▶ Written request:
Find the line that contains "Convert this screenshot"; then retype it and each line after it, exactly, through the final line of the data below.

▶ Raw data:
====
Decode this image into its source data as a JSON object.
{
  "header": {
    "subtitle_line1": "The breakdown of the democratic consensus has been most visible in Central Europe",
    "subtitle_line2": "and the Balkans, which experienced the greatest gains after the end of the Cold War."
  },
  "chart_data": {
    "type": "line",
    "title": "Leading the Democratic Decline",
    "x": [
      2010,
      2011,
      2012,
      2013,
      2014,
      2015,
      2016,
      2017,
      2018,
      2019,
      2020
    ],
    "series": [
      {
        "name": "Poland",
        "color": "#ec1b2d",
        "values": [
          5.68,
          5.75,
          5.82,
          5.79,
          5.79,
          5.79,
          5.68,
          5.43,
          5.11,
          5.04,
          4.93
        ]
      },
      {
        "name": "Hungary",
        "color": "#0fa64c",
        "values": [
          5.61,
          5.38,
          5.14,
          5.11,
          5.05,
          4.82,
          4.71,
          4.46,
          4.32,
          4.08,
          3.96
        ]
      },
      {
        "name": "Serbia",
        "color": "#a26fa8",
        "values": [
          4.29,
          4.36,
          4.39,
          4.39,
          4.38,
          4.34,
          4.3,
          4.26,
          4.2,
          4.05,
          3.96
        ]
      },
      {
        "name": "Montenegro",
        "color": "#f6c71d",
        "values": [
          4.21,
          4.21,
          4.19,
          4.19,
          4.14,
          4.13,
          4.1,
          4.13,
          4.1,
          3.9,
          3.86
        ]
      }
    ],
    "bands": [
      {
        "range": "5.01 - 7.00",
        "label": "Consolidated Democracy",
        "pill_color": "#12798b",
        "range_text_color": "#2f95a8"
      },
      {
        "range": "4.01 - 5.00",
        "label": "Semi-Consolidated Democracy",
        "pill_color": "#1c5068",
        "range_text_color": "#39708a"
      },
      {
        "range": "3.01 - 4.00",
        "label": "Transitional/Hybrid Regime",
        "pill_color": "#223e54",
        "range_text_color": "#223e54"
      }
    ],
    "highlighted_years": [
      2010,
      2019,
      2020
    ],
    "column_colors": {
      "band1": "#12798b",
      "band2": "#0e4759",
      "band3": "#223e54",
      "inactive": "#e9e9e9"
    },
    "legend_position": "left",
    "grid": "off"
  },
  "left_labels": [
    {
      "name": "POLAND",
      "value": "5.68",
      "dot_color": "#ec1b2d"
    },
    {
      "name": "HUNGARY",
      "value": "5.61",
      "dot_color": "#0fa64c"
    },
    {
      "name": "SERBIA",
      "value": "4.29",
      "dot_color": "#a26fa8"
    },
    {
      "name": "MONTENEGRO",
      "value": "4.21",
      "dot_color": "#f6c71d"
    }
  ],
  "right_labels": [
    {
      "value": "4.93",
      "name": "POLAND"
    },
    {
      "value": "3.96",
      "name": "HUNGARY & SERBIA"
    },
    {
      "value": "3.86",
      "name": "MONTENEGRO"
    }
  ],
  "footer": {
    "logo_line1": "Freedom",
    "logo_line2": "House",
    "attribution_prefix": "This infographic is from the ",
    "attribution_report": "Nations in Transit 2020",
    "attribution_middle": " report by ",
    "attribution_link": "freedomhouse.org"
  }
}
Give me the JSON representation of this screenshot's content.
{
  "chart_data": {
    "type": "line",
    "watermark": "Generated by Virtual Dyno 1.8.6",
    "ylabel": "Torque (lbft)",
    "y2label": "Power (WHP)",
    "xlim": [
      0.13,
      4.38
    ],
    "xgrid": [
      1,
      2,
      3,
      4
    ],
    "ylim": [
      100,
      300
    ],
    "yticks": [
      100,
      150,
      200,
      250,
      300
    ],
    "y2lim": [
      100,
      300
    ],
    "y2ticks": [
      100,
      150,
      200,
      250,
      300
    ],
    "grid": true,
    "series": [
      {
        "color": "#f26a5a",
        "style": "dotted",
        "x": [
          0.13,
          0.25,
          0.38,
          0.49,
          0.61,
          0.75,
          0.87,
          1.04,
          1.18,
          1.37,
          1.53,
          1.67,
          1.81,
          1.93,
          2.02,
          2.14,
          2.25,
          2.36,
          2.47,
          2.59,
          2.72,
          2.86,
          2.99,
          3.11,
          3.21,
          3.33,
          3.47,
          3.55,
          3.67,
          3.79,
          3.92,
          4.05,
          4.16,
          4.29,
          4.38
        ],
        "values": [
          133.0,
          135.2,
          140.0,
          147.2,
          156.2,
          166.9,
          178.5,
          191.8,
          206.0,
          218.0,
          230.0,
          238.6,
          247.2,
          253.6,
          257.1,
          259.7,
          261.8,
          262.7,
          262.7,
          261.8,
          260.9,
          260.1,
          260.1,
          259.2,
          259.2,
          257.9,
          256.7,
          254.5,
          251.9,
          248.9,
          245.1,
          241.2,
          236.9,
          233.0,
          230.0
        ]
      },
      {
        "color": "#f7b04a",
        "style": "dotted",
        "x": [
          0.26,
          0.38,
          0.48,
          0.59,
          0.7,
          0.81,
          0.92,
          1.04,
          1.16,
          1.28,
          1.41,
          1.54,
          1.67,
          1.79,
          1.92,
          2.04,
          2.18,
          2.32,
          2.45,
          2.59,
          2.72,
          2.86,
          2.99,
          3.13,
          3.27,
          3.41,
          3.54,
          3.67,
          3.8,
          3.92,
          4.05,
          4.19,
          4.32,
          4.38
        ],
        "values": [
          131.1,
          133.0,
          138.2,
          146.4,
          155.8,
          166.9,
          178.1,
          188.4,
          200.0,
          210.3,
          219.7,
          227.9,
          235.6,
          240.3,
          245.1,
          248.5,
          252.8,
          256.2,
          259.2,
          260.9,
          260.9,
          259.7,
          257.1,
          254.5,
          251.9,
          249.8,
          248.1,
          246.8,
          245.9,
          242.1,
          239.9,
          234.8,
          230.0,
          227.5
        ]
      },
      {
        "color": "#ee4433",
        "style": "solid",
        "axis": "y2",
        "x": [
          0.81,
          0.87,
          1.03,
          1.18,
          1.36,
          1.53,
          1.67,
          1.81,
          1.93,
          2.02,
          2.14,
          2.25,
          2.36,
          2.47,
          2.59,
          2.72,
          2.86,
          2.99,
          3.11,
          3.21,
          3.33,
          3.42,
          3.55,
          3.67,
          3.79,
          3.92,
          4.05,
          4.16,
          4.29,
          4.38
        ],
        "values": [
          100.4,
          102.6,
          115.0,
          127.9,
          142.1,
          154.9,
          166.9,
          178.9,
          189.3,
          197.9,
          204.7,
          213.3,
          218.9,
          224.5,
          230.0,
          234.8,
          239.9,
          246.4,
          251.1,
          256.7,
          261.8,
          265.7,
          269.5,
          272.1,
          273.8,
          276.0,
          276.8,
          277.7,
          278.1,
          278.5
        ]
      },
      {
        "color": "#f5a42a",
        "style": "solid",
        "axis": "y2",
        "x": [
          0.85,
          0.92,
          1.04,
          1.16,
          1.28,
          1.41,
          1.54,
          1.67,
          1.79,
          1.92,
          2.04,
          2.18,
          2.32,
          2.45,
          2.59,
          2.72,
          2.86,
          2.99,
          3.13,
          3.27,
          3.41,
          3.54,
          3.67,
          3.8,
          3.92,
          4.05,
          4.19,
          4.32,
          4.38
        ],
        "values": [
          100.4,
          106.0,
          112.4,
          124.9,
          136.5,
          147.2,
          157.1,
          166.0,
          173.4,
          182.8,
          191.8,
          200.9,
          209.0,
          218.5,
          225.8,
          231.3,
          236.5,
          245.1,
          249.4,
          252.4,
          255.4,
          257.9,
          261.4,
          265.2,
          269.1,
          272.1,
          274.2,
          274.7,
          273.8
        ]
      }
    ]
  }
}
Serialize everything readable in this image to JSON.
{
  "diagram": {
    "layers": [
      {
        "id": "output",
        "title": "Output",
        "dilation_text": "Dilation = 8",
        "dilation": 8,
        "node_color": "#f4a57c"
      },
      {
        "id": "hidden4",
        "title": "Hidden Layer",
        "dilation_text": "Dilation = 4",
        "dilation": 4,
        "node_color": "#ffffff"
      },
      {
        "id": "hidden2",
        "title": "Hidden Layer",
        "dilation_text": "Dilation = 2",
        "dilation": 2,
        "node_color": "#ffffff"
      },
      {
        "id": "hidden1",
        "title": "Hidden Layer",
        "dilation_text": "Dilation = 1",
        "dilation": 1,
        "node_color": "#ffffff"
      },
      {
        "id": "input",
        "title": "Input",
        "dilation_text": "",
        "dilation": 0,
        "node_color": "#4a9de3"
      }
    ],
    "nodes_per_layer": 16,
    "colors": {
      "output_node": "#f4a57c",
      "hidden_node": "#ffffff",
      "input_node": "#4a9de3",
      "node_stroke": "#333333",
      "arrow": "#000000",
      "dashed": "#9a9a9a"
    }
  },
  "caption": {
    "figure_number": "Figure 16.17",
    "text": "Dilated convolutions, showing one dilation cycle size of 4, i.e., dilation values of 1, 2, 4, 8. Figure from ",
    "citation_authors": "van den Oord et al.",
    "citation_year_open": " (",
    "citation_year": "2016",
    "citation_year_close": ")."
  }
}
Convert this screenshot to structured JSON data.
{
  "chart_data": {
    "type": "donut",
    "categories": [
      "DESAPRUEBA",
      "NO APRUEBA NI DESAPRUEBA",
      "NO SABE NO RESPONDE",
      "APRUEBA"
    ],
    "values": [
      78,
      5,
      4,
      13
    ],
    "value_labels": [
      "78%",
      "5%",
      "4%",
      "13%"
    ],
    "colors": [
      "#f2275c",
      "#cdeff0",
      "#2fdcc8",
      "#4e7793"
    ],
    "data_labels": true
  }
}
====
▶ Expected output:
Convert this screenshot to structured JSON data.
{
  "chart_data": {
    "type": "donut",
    "categories": [
      "DESAPRUEBA",
      "NO APRUEBA NI DESAPRUEBA",
      "NO SABE NO RESPONDE",
      "APRUEBA"
    ],
    "values": [
      78,
      5,
      4,
      13
    ],
    "value_labels": [
      "78%",
      "5%",
      "4%",
      "13%"
    ],
    "colors": [
      "#f2275c",
      "#cdeff0",
      "#2fdcc8",
      "#4e7793"
    ],
    "data_labels": true
  }
}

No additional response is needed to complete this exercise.